EXERCISE OBJECTIVE: All lines holding the string "Executing" are to be shown.

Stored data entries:
· · · · · · ·

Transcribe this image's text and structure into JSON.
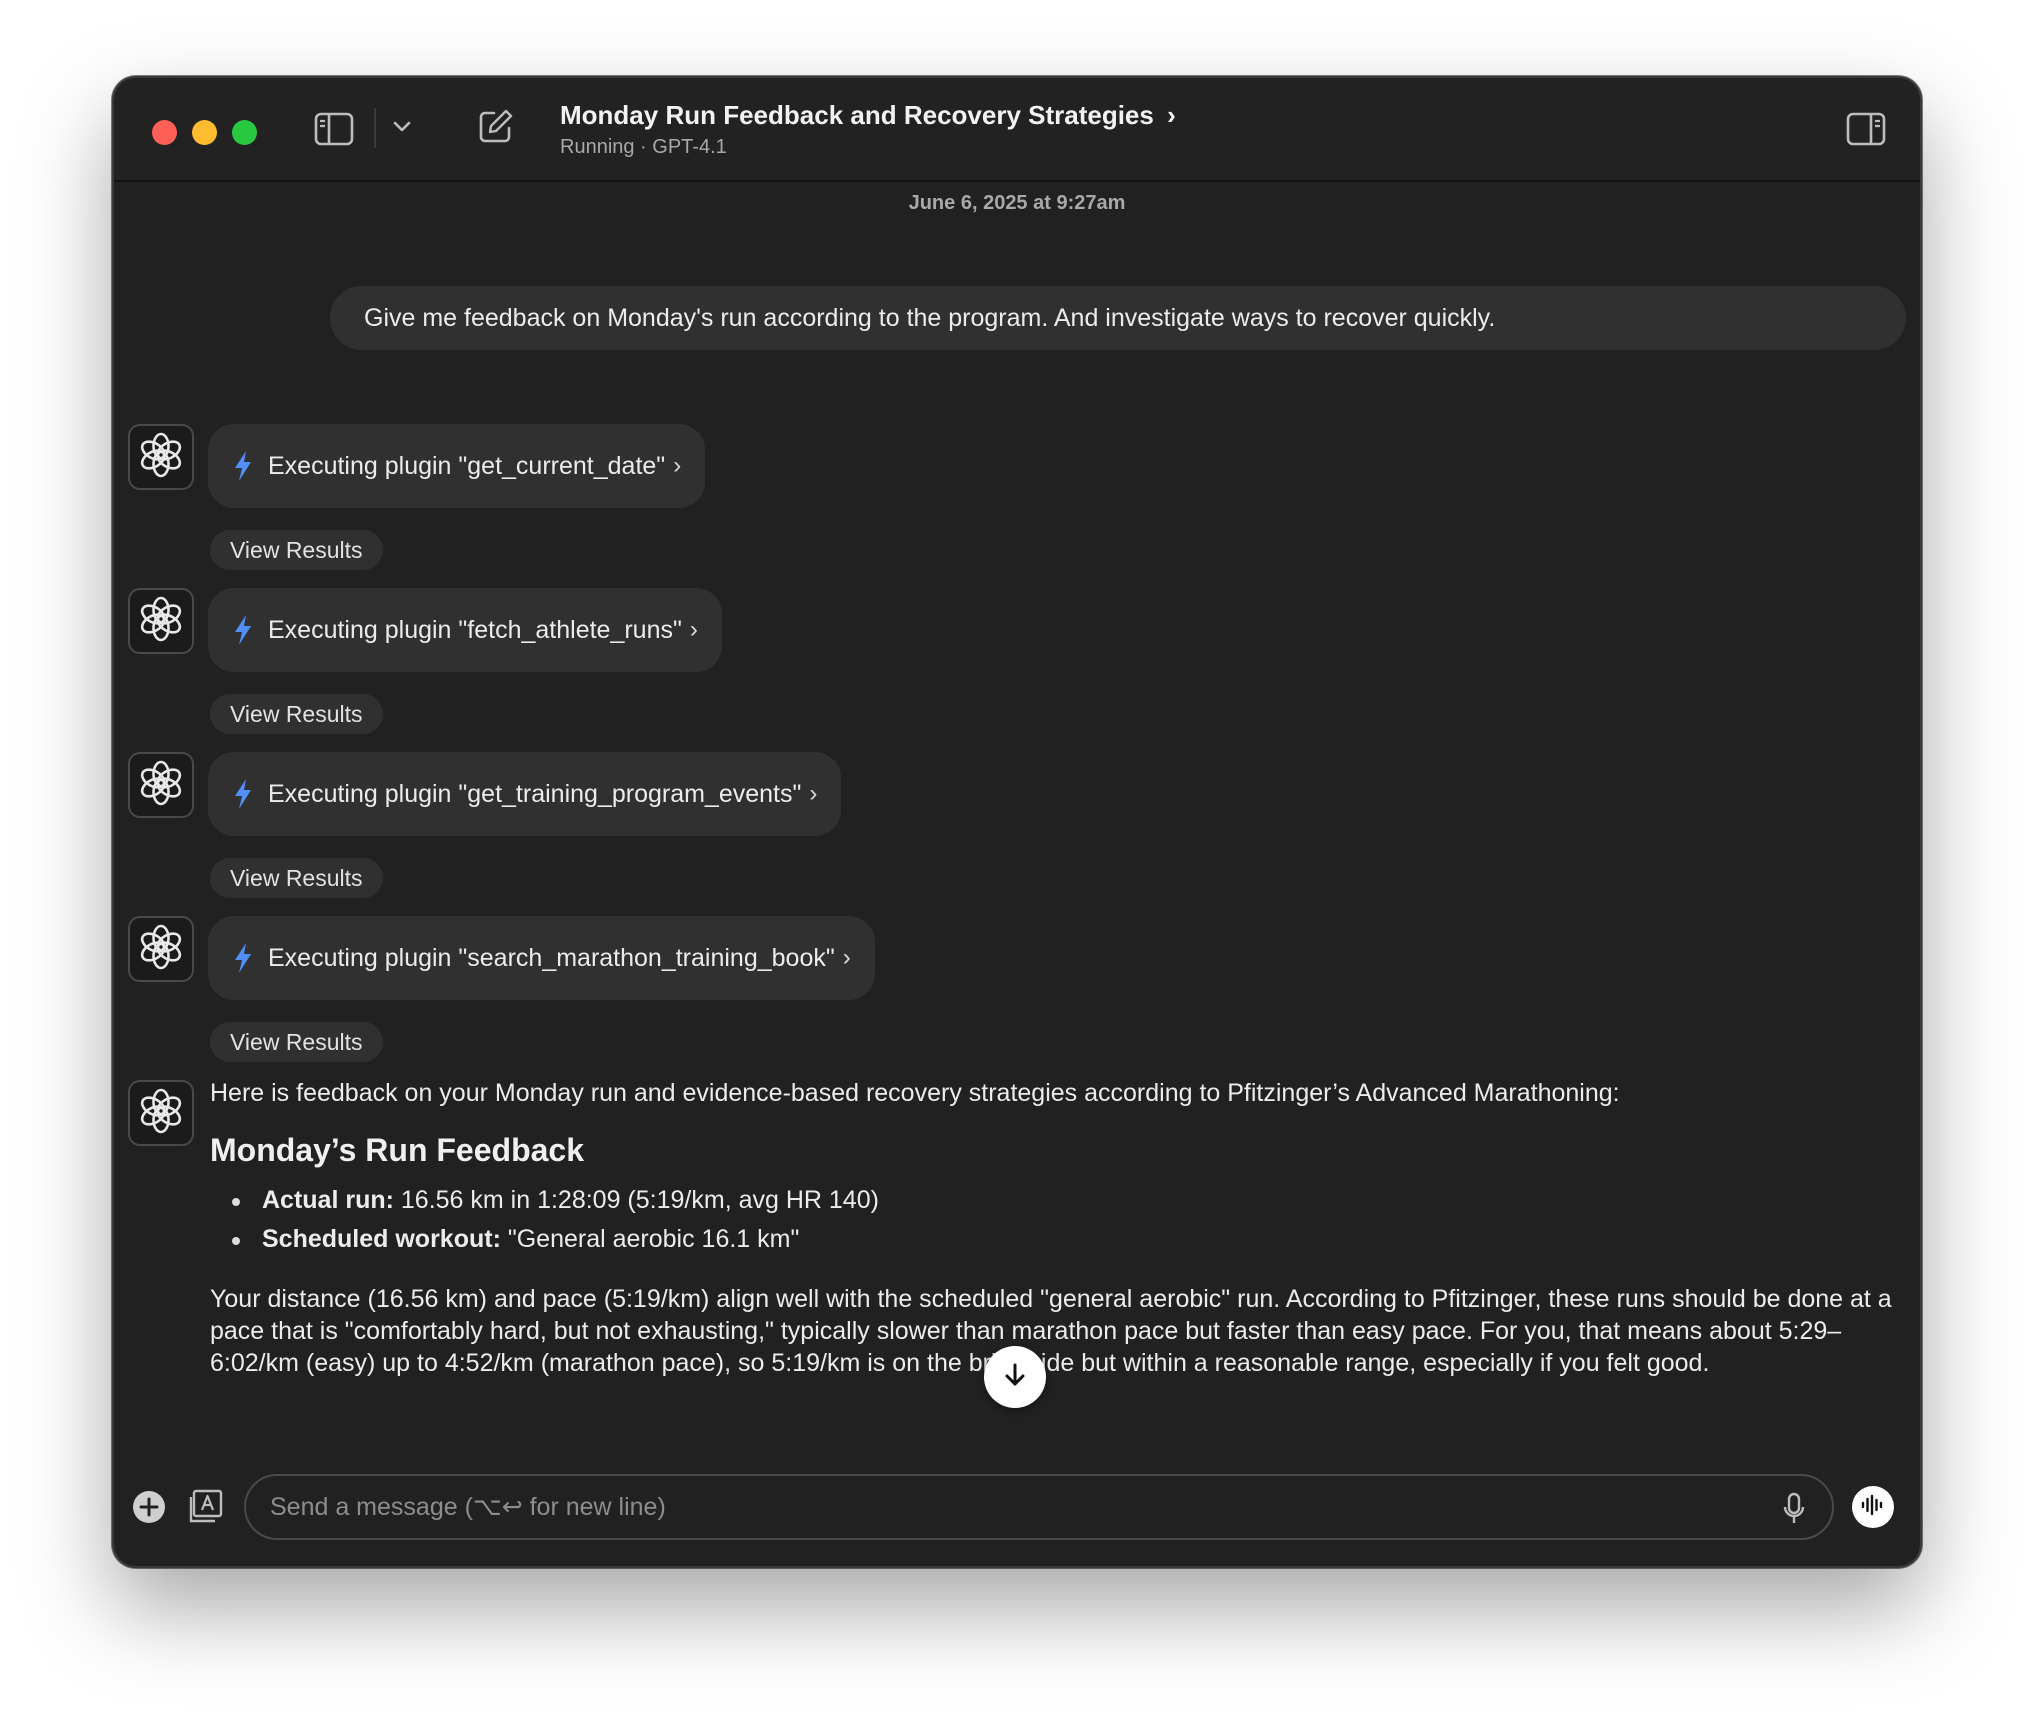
{
  "header": {
    "title": "Monday Run Feedback and Recovery Strategies",
    "title_chevron": "›",
    "subtitle": "Running · GPT-4.1"
  },
  "timestamp": "June 6, 2025 at 9:27am",
  "user_message": "Give me feedback on Monday's run according to the program. And investigate ways to recover quickly.",
  "plugins": [
    {
      "label": "Executing plugin \"get_current_date\"",
      "view_results": "View Results"
    },
    {
      "label": "Executing plugin \"fetch_athlete_runs\"",
      "view_results": "View Results"
    },
    {
      "label": "Executing plugin \"get_training_program_events\"",
      "view_results": "View Results"
    },
    {
      "label": "Executing plugin \"search_marathon_training_book\"",
      "view_results": "View Results"
    }
  ],
  "plugin_chevron": "›",
  "answer": {
    "intro": "Here is feedback on your Monday run and evidence-based recovery strategies according to Pfitzinger’s Advanced Marathoning:",
    "heading": "Monday’s Run Feedback",
    "bullets": [
      {
        "label": "Actual run:",
        "text": " 16.56 km in 1:28:09 (5:19/km, avg HR 140)"
      },
      {
        "label": "Scheduled workout:",
        "text": " \"General aerobic 16.1 km\""
      }
    ],
    "paragraph": "Your distance (16.56 km) and pace (5:19/km) align well with the scheduled \"general aerobic\" run. According to Pfitzinger, these runs should be done at a pace that is \"comfortably hard, but not exhausting,\" typically slower than marathon pace but faster than easy pace. For you, that means about 5:29–6:02/km (easy) up to 4:52/km (marathon pace), so 5:19/km is on the brisk side but within a reasonable range, especially if you felt good."
  },
  "composer": {
    "placeholder": "Send a message (⌥↩ for new line)"
  },
  "icons": {
    "sidebar_toggle": "sidebar-icon",
    "dropdown": "chevron-down-icon",
    "new_chat": "compose-icon",
    "right_panel": "right-panel-icon",
    "bolt": "bolt-icon",
    "avatar": "openai-logo-icon",
    "scroll_down": "arrow-down-icon",
    "plus": "plus-icon",
    "library": "library-icon",
    "mic": "microphone-icon",
    "voice": "voice-mode-icon"
  },
  "colors": {
    "window_bg": "#212121",
    "bubble_bg": "#303030",
    "bolt": "#4f8ff7",
    "text": "#ececec",
    "muted": "#a8a8a8"
  }
}
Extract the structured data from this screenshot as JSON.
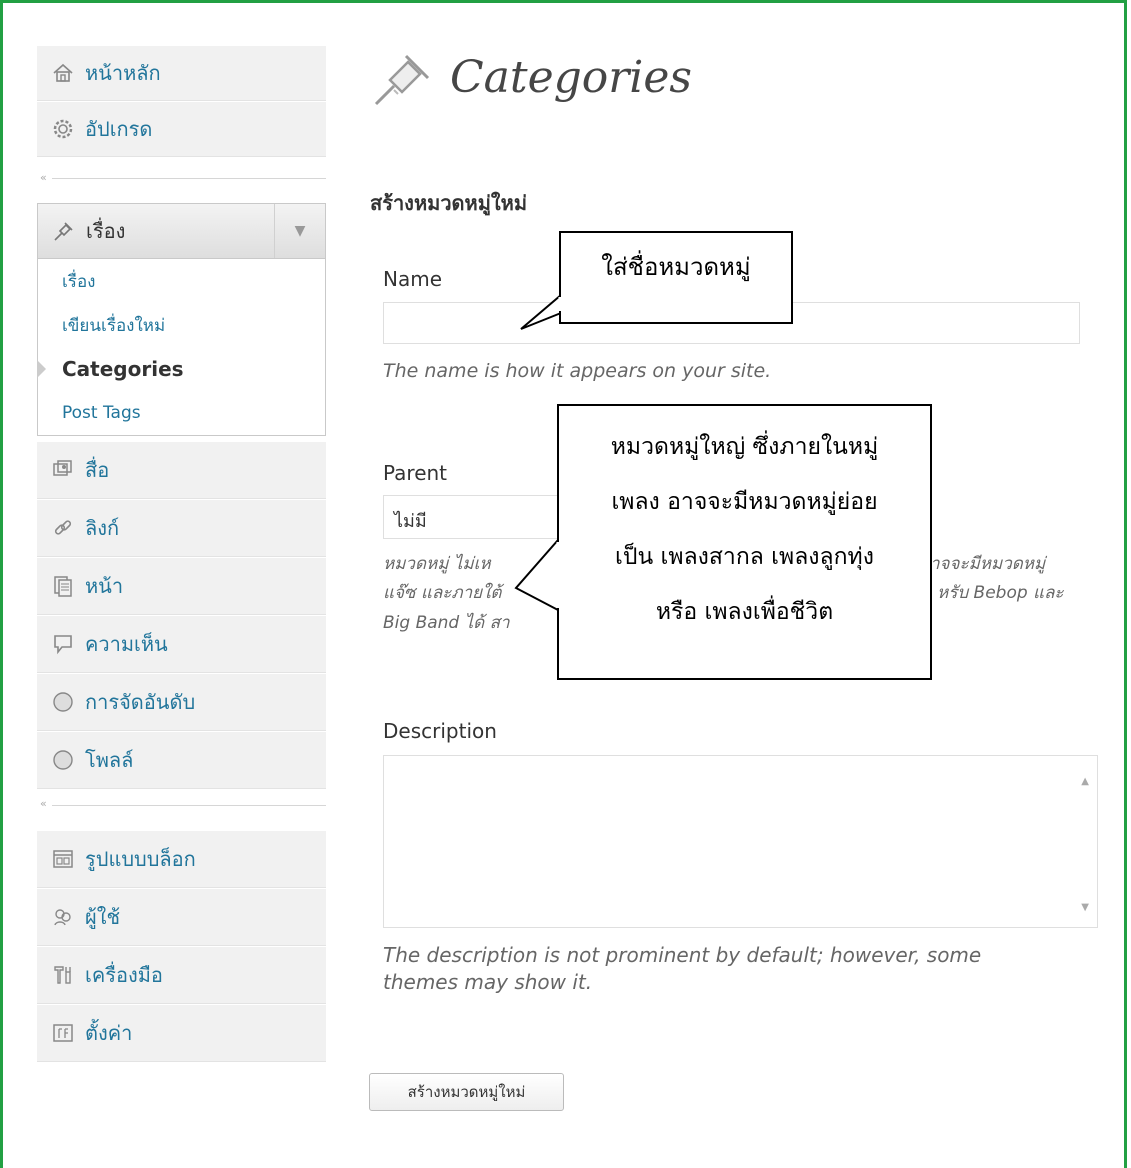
{
  "sidebar": {
    "top_items": [
      {
        "label": "หน้าหลัก",
        "icon": "home-icon"
      },
      {
        "label": "อัปเกรด",
        "icon": "upgrade-gear-icon"
      }
    ],
    "posts": {
      "label": "เรื่อง",
      "icon": "pushpin-icon",
      "submenu": [
        {
          "label": "เรื่อง",
          "current": false
        },
        {
          "label": "เขียนเรื่องใหม่",
          "current": false
        },
        {
          "label": "Categories",
          "current": true
        },
        {
          "label": "Post Tags",
          "current": false
        }
      ]
    },
    "middle_items": [
      {
        "label": "สื่อ",
        "icon": "media-icon"
      },
      {
        "label": "ลิงก์",
        "icon": "link-icon"
      },
      {
        "label": "หน้า",
        "icon": "page-icon"
      },
      {
        "label": "ความเห็น",
        "icon": "comment-icon"
      },
      {
        "label": "การจัดอันดับ",
        "icon": "ratings-icon"
      },
      {
        "label": "โพลล์",
        "icon": "polls-icon"
      }
    ],
    "bottom_items": [
      {
        "label": "รูปแบบบล็อก",
        "icon": "appearance-icon"
      },
      {
        "label": "ผู้ใช้",
        "icon": "users-icon"
      },
      {
        "label": "เครื่องมือ",
        "icon": "tools-icon"
      },
      {
        "label": "ตั้งค่า",
        "icon": "settings-icon"
      }
    ],
    "collapse_glyph": "«"
  },
  "main": {
    "title": "Categories",
    "form_heading": "สร้างหมวดหมู่ใหม่",
    "name_label": "Name",
    "name_value": "",
    "name_help": "The name is how it appears on your site.",
    "parent_label": "Parent",
    "parent_selected": "ไม่มี",
    "parent_help_line1": "หมวดหมู่ ไม่เห",
    "parent_help_line1_tail": "าจจะมีหมวดหมู่",
    "parent_help_line2": "แจ๊ซ และภายใต้",
    "parent_help_line2_tail": "หรับ Bebop และ",
    "parent_help_line3": "Big Band ได้ สา",
    "description_label": "Description",
    "description_value": "",
    "description_help_line1": "The description is not prominent by default; however, some",
    "description_help_line2": "themes may show it.",
    "submit_label": "สร้างหมวดหมู่ใหม่"
  },
  "callouts": {
    "name_callout": "ใส่ชื่อหมวดหมู่",
    "parent_callout_lines": [
      "หมวดหมู่ใหญ่ ซึ่งภายในหมู่",
      "เพลง อาจจะมีหมวดหมู่ย่อย",
      "เป็น เพลงสากล เพลงลูกทุ่ง",
      "หรือ เพลงเพื่อชีวิต"
    ]
  }
}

· · · · · · ·

TASK RESULT:
      "label": "Executing plugin \"get_current_date\"",
      "label": "Executing plugin \"fetch_athlete_runs\"",
      "label": "Executing plugin \"get_training_program_events\"",
      "label": "Executing plugin \"search_marathon_training_book\"",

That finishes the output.